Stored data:

((

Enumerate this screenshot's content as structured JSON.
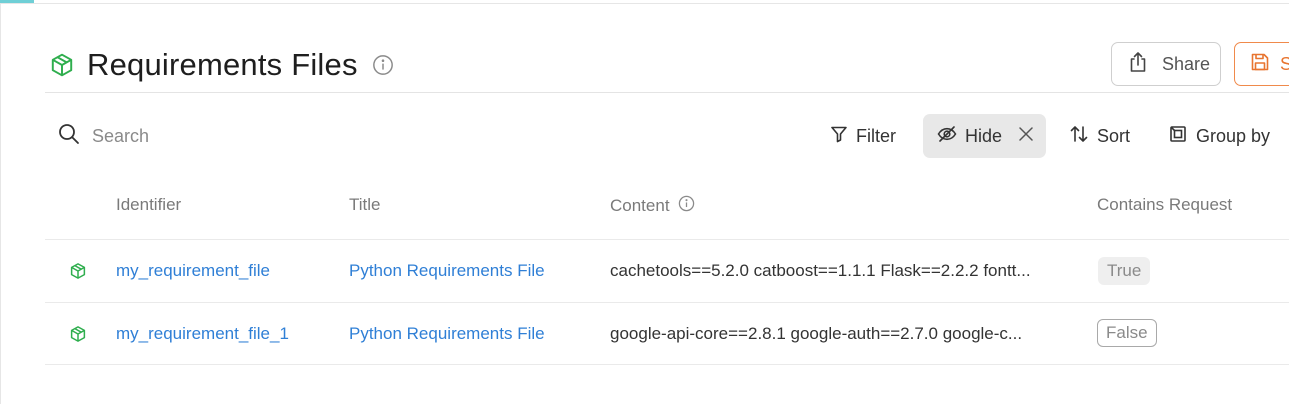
{
  "page": {
    "title": "Requirements Files"
  },
  "actions": {
    "share_label": "Share",
    "save_label": "S"
  },
  "toolbar": {
    "search_placeholder": "Search",
    "filter_label": "Filter",
    "hide_label": "Hide",
    "sort_label": "Sort",
    "group_label": "Group by"
  },
  "table": {
    "columns": [
      "Identifier",
      "Title",
      "Content",
      "Contains Request"
    ],
    "rows": [
      {
        "identifier": "my_requirement_file",
        "title": "Python Requirements File",
        "content": "cachetools==5.2.0 catboost==1.1.1 Flask==2.2.2 fontt...",
        "contains_request": "True"
      },
      {
        "identifier": "my_requirement_file_1",
        "title": "Python Requirements File",
        "content": "google-api-core==2.8.1 google-auth==2.7.0 google-c...",
        "contains_request": "False"
      }
    ]
  },
  "colors": {
    "accent_green": "#2fae4e",
    "link_blue": "#2f7fd6",
    "save_orange": "#f08a4b"
  },
  "icons": [
    "cube-icon",
    "info-icon",
    "share-icon",
    "save-icon",
    "search-icon",
    "filter-icon",
    "eye-off-icon",
    "close-icon",
    "sort-icon",
    "group-icon"
  ]
}
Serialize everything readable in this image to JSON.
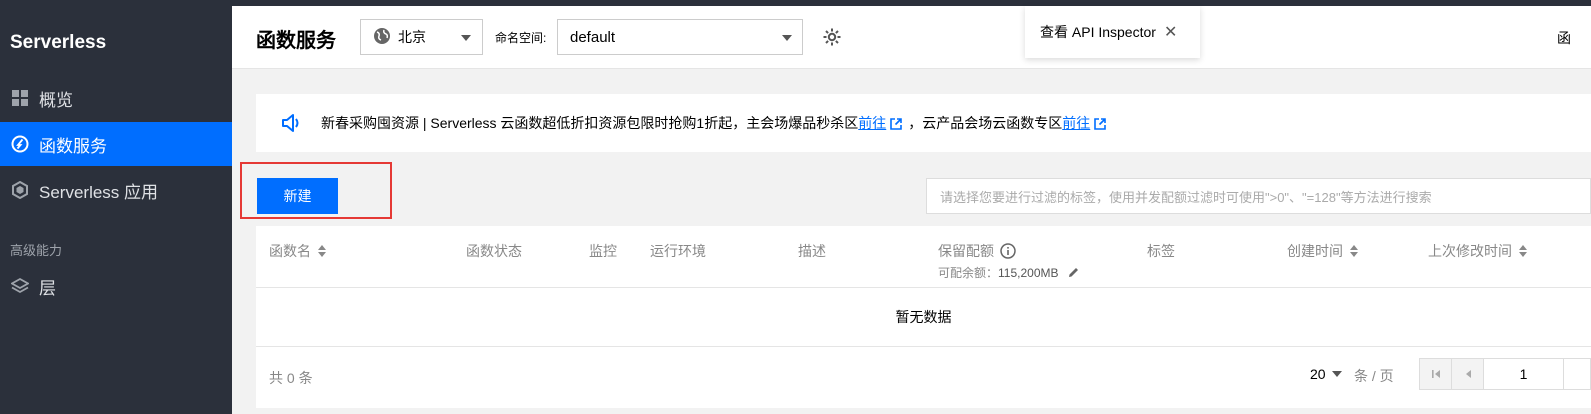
{
  "sidebar": {
    "brand": "Serverless",
    "items": [
      {
        "label": "概览",
        "icon": "grid-icon",
        "active": false
      },
      {
        "label": "函数服务",
        "icon": "function-icon",
        "active": true
      },
      {
        "label": "Serverless 应用",
        "icon": "app-icon",
        "active": false
      }
    ],
    "section_label": "高级能力",
    "advanced_items": [
      {
        "label": "层",
        "icon": "layers-icon"
      }
    ]
  },
  "header": {
    "title": "函数服务",
    "region": "北京",
    "namespace_label": "命名空间:",
    "namespace_value": "default",
    "inspector_label": "查看 API Inspector",
    "right_text": "函"
  },
  "banner": {
    "text1": "新春采购囤资源 | Serverless 云函数超低折扣资源包限时抢购1折起，主会场爆品秒杀区",
    "link1": "前往",
    "text2": "，云产品会场云函数专区",
    "link2": "前往"
  },
  "toolbar": {
    "new_button": "新建",
    "filter_placeholder": "请选择您要进行过滤的标签，使用并发配额过滤时可使用\">0\"、\"=128\"等方法进行搜索"
  },
  "table": {
    "columns": {
      "name": "函数名",
      "status": "函数状态",
      "monitor": "监控",
      "runtime": "运行环境",
      "desc": "描述",
      "quota": "保留配额",
      "tags": "标签",
      "created": "创建时间",
      "modified": "上次修改时间"
    },
    "quota_sub_label": "可配余额：",
    "quota_sub_value": "115,200MB",
    "empty_text": "暂无数据"
  },
  "pagination": {
    "total_text": "共 0 条",
    "page_size": "20",
    "per_page_label": "条 / 页",
    "current_page": "1"
  },
  "colors": {
    "accent": "#006eff",
    "sidebar_bg": "#2b303b",
    "highlight_border": "#e53935"
  }
}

))

**Task instructions**:
All of the material above needs to be restated exactly, with no pictures.

**Finished task**:
Enumerate this screenshot's content as structured JSON.
{
  "page": {
    "title": "Requirements Files"
  },
  "actions": {
    "share_label": "Share",
    "save_label": "S"
  },
  "toolbar": {
    "search_placeholder": "Search",
    "filter_label": "Filter",
    "hide_label": "Hide",
    "sort_label": "Sort",
    "group_label": "Group by"
  },
  "table": {
    "columns": [
      "Identifier",
      "Title",
      "Content",
      "Contains Request"
    ],
    "rows": [
      {
        "identifier": "my_requirement_file",
        "title": "Python Requirements File",
        "content": "cachetools==5.2.0 catboost==1.1.1 Flask==2.2.2 fontt...",
        "contains_request": "True"
      },
      {
        "identifier": "my_requirement_file_1",
        "title": "Python Requirements File",
        "content": "google-api-core==2.8.1 google-auth==2.7.0 google-c...",
        "contains_request": "False"
      }
    ]
  },
  "colors": {
    "accent_green": "#2fae4e",
    "link_blue": "#2f7fd6",
    "save_orange": "#f08a4b"
  },
  "icons": [
    "cube-icon",
    "info-icon",
    "share-icon",
    "save-icon",
    "search-icon",
    "filter-icon",
    "eye-off-icon",
    "close-icon",
    "sort-icon",
    "group-icon"
  ]
}
Serialize everything readable in this image to JSON.
{
  "sidebar": {
    "brand": "Serverless",
    "items": [
      {
        "label": "概览",
        "icon": "grid-icon",
        "active": false
      },
      {
        "label": "函数服务",
        "icon": "function-icon",
        "active": true
      },
      {
        "label": "Serverless 应用",
        "icon": "app-icon",
        "active": false
      }
    ],
    "section_label": "高级能力",
    "advanced_items": [
      {
        "label": "层",
        "icon": "layers-icon"
      }
    ]
  },
  "header": {
    "title": "函数服务",
    "region": "北京",
    "namespace_label": "命名空间:",
    "namespace_value": "default",
    "inspector_label": "查看 API Inspector",
    "right_text": "函"
  },
  "banner": {
    "text1": "新春采购囤资源 | Serverless 云函数超低折扣资源包限时抢购1折起，主会场爆品秒杀区",
    "link1": "前往",
    "text2": "，云产品会场云函数专区",
    "link2": "前往"
  },
  "toolbar": {
    "new_button": "新建",
    "filter_placeholder": "请选择您要进行过滤的标签，使用并发配额过滤时可使用\">0\"、\"=128\"等方法进行搜索"
  },
  "table": {
    "columns": {
      "name": "函数名",
      "status": "函数状态",
      "monitor": "监控",
      "runtime": "运行环境",
      "desc": "描述",
      "quota": "保留配额",
      "tags": "标签",
      "created": "创建时间",
      "modified": "上次修改时间"
    },
    "quota_sub_label": "可配余额：",
    "quota_sub_value": "115,200MB",
    "empty_text": "暂无数据"
  },
  "pagination": {
    "total_text": "共 0 条",
    "page_size": "20",
    "per_page_label": "条 / 页",
    "current_page": "1"
  },
  "colors": {
    "accent": "#006eff",
    "sidebar_bg": "#2b303b",
    "highlight_border": "#e53935"
  }
}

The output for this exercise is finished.